» **THE TASK**
Please write out the complete listing that follows, exactly as it reads.

Source records
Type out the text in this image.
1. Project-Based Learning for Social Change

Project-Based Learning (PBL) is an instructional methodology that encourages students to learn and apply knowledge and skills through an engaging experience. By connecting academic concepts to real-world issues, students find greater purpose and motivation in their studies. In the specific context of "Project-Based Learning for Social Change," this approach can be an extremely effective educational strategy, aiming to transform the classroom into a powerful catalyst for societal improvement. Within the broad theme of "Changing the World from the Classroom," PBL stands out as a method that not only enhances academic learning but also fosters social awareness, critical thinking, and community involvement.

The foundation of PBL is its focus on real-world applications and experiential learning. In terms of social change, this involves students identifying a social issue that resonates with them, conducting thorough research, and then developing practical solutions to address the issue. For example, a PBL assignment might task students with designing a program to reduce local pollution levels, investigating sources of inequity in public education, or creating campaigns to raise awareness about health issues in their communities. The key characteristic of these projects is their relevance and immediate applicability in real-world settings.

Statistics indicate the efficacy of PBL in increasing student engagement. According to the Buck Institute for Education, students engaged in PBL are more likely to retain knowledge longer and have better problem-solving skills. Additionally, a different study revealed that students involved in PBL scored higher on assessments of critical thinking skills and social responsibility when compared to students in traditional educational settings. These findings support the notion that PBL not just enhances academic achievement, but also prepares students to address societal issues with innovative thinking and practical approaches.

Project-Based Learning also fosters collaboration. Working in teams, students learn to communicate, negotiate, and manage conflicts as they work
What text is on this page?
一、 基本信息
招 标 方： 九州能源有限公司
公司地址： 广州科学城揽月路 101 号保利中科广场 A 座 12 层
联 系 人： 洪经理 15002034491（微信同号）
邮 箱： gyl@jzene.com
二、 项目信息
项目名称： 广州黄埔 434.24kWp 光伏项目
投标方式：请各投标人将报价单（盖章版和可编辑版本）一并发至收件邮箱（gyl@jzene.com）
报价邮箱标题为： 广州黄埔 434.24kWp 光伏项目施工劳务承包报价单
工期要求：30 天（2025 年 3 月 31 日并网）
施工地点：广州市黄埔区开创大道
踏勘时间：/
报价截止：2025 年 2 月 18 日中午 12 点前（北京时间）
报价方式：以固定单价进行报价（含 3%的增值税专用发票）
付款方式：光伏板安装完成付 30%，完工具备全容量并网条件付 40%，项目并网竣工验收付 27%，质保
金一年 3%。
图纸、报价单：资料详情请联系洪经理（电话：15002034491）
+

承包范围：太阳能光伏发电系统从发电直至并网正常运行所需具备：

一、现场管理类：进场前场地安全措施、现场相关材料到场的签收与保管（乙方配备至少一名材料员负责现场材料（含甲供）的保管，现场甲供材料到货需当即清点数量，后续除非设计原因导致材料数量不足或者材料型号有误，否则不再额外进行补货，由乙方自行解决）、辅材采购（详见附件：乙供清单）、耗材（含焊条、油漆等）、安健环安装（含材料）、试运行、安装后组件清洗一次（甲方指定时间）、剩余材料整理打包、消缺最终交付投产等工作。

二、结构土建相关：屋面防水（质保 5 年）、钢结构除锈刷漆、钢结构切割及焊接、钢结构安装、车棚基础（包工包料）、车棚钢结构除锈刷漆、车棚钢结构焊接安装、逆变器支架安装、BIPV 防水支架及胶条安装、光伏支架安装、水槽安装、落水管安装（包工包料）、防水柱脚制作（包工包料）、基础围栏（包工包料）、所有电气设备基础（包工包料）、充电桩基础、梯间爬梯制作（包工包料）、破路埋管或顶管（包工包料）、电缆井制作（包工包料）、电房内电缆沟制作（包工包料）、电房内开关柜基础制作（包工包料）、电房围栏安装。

» **EXERCISE RESPONSE**
Type out the text in this image.
1. Project-Based Learning for Social Change

Project-Based Learning (PBL) is an instructional methodology that encourages students to learn and apply knowledge and skills through an engaging experience. By connecting academic concepts to real-world issues, students find greater purpose and motivation in their studies. In the specific context of "Project-Based Learning for Social Change," this approach can be an extremely effective educational strategy, aiming to transform the classroom into a powerful catalyst for societal improvement. Within the broad theme of "Changing the World from the Classroom," PBL stands out as a method that not only enhances academic learning but also fosters social awareness, critical thinking, and community involvement.

The foundation of PBL is its focus on real-world applications and experiential learning. In terms of social change, this involves students identifying a social issue that resonates with them, conducting thorough research, and then developing practical solutions to address the issue. For example, a PBL assignment might task students with designing a program to reduce local pollution levels, investigating sources of inequity in public education, or creating campaigns to raise awareness about health issues in their communities. The key characteristic of these projects is their relevance and immediate applicability in real-world settings.

Statistics indicate the efficacy of PBL in increasing student engagement. According to the Buck Institute for Education, students engaged in PBL are more likely to retain knowledge longer and have better problem-solving skills. Additionally, a different study revealed that students involved in PBL scored higher on assessments of critical thinking skills and social responsibility when compared to students in traditional educational settings. These findings support the notion that PBL not just enhances academic achievement, but also prepares students to address societal issues with innovative thinking and practical approaches.

Project-Based Learning also fosters collaboration. Working in teams, students learn to communicate, negotiate, and manage conflicts as they work
What text is on this page?
一、 基本信息
招 标 方： 九州能源有限公司
公司地址： 广州科学城揽月路 101 号保利中科广场 A 座 12 层
联 系 人： 洪经理 15002034491（微信同号）
邮 箱： gyl@jzene.com
二、 项目信息
项目名称： 广州黄埔 434.24kWp 光伏项目
投标方式：请各投标人将报价单（盖章版和可编辑版本）一并发至收件邮箱（gyl@jzene.com）
报价邮箱标题为： 广州黄埔 434.24kWp 光伏项目施工劳务承包报价单
工期要求：30 天（2025 年 3 月 31 日并网）
施工地点：广州市黄埔区开创大道
踏勘时间：/
报价截止：2025 年 2 月 18 日中午 12 点前（北京时间）
报价方式：以固定单价进行报价（含 3%的增值税专用发票）
付款方式：光伏板安装完成付 30%，完工具备全容量并网条件付 40%，项目并网竣工验收付 27%，质保
金一年 3%。
图纸、报价单：资料详情请联系洪经理（电话：15002034491）
+

承包范围：太阳能光伏发电系统从发电直至并网正常运行所需具备：

一、现场管理类：进场前场地安全措施、现场相关材料到场的签收与保管（乙方配备至少一名材料员负责现场材料（含甲供）的保管，现场甲供材料到货需当即清点数量，后续除非设计原因导致材料数量不足或者材料型号有误，否则不再额外进行补货，由乙方自行解决）、辅材采购（详见附件：乙供清单）、耗材（含焊条、油漆等）、安健环安装（含材料）、试运行、安装后组件清洗一次（甲方指定时间）、剩余材料整理打包、消缺最终交付投产等工作。

二、结构土建相关：屋面防水（质保 5 年）、钢结构除锈刷漆、钢结构切割及焊接、钢结构安装、车棚基础（包工包料）、车棚钢结构除锈刷漆、车棚钢结构焊接安装、逆变器支架安装、BIPV 防水支架及胶条安装、光伏支架安装、水槽安装、落水管安装（包工包料）、防水柱脚制作（包工包料）、基础围栏（包工包料）、所有电气设备基础（包工包料）、充电桩基础、梯间爬梯制作（包工包料）、破路埋管或顶管（包工包料）、电缆井制作（包工包料）、电房内电缆沟制作（包工包料）、电房内开关柜基础制作（包工包料）、电房围栏安装。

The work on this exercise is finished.